** START Supplied records **

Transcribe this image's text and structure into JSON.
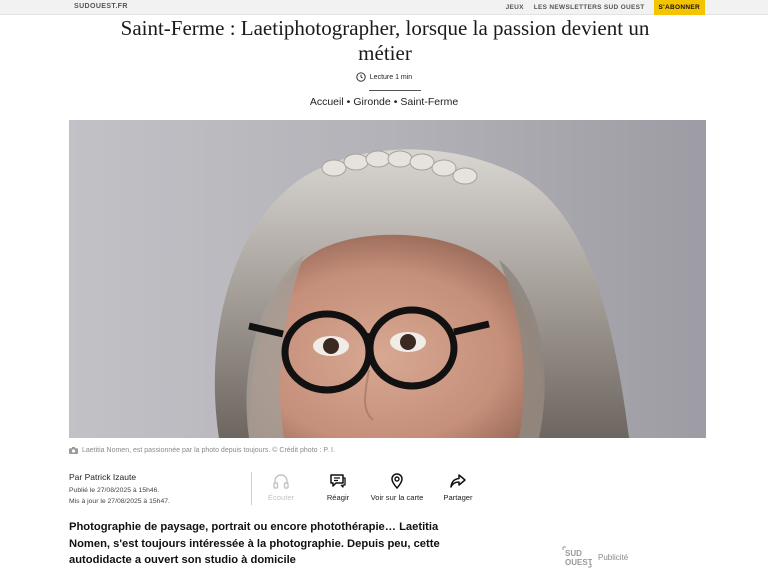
{
  "topbar": {
    "brand": "SUDOUEST.FR",
    "links": [
      "JEUX",
      "LES NEWSLETTERS SUD OUEST"
    ],
    "subscribe_label": "S'ABONNER"
  },
  "article": {
    "title": "Saint-Ferme : Laetiphotographer, lorsque la passion devient un métier",
    "read_time": "Lecture 1 min",
    "breadcrumb": [
      "Accueil",
      "Gironde",
      "Saint-Ferme"
    ],
    "breadcrumb_sep": "•",
    "photo_caption": "Laetitia Nomen, est passionnée par la photo depuis toujours. © Crédit photo : P. I.",
    "author": "Par Patrick Izaute",
    "published": "Publié le 27/08/2025 à 15h46.",
    "updated": "Mis à jour le 27/08/2025 à 15h47.",
    "lead": "Photographie de paysage, portrait ou encore photothérapie… Laetitia Nomen, s'est toujours intéressée à la photographie. Depuis peu, cette autodidacte a ouvert son studio à domicile"
  },
  "actions": {
    "listen": "Écouter",
    "react": "Réagir",
    "map": "Voir sur la carte",
    "share": "Partager"
  },
  "ad": {
    "logo_text": [
      "SUD",
      "OUEST"
    ],
    "label": "Publicité"
  },
  "colors": {
    "subscribe_bg": "#f5c400",
    "topbar_bg": "#f2f2f2",
    "disabled_text": "#c4c4c4"
  }
}
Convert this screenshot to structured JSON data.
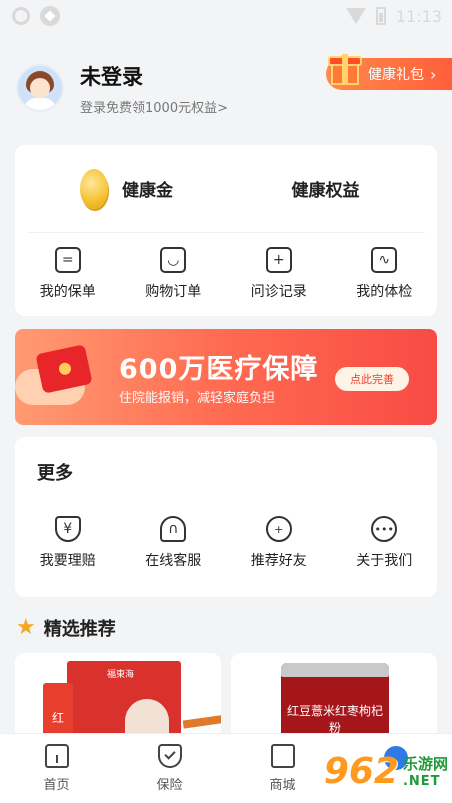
{
  "status_bar": {
    "time": "11:13"
  },
  "profile": {
    "name": "未登录",
    "subtitle": "登录免费领1000元权益>",
    "gift_label": "健康礼包"
  },
  "wallet": {
    "coin_label": "健康金",
    "rights_label": "健康权益"
  },
  "quick_links": [
    {
      "label": "我的保单"
    },
    {
      "label": "购物订单"
    },
    {
      "label": "问诊记录"
    },
    {
      "label": "我的体检"
    }
  ],
  "banner": {
    "title": "600万医疗保障",
    "subtitle": "住院能报销，减轻家庭负担",
    "button": "点此完善"
  },
  "more": {
    "title": "更多",
    "items": [
      {
        "label": "我要理赔"
      },
      {
        "label": "在线客服"
      },
      {
        "label": "推荐好友"
      },
      {
        "label": "关于我们"
      }
    ]
  },
  "recommend": {
    "title": "精选推荐",
    "product1_brand": "福東海",
    "product1_stick": "红",
    "product2_text": "红豆薏米红枣枸杞粉"
  },
  "tabs": [
    {
      "label": "首页"
    },
    {
      "label": "保险"
    },
    {
      "label": "商城"
    }
  ],
  "watermark": {
    "number": "962",
    "cn": "乐游网",
    "en": ".NET"
  }
}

** END Supplied records **

Quote exactly, and only, the lines from the one containing "Convert this screenshot" through the last line of the records above, both included; leave out any pictures.

- **Solution for this task**
Convert this screenshot to structured JSON data.
{
  "status_bar": {
    "time": "11:13"
  },
  "profile": {
    "name": "未登录",
    "subtitle": "登录免费领1000元权益>",
    "gift_label": "健康礼包"
  },
  "wallet": {
    "coin_label": "健康金",
    "rights_label": "健康权益"
  },
  "quick_links": [
    {
      "label": "我的保单"
    },
    {
      "label": "购物订单"
    },
    {
      "label": "问诊记录"
    },
    {
      "label": "我的体检"
    }
  ],
  "banner": {
    "title": "600万医疗保障",
    "subtitle": "住院能报销，减轻家庭负担",
    "button": "点此完善"
  },
  "more": {
    "title": "更多",
    "items": [
      {
        "label": "我要理赔"
      },
      {
        "label": "在线客服"
      },
      {
        "label": "推荐好友"
      },
      {
        "label": "关于我们"
      }
    ]
  },
  "recommend": {
    "title": "精选推荐",
    "product1_brand": "福東海",
    "product1_stick": "红",
    "product2_text": "红豆薏米红枣枸杞粉"
  },
  "tabs": [
    {
      "label": "首页"
    },
    {
      "label": "保险"
    },
    {
      "label": "商城"
    }
  ],
  "watermark": {
    "number": "962",
    "cn": "乐游网",
    "en": ".NET"
  }
}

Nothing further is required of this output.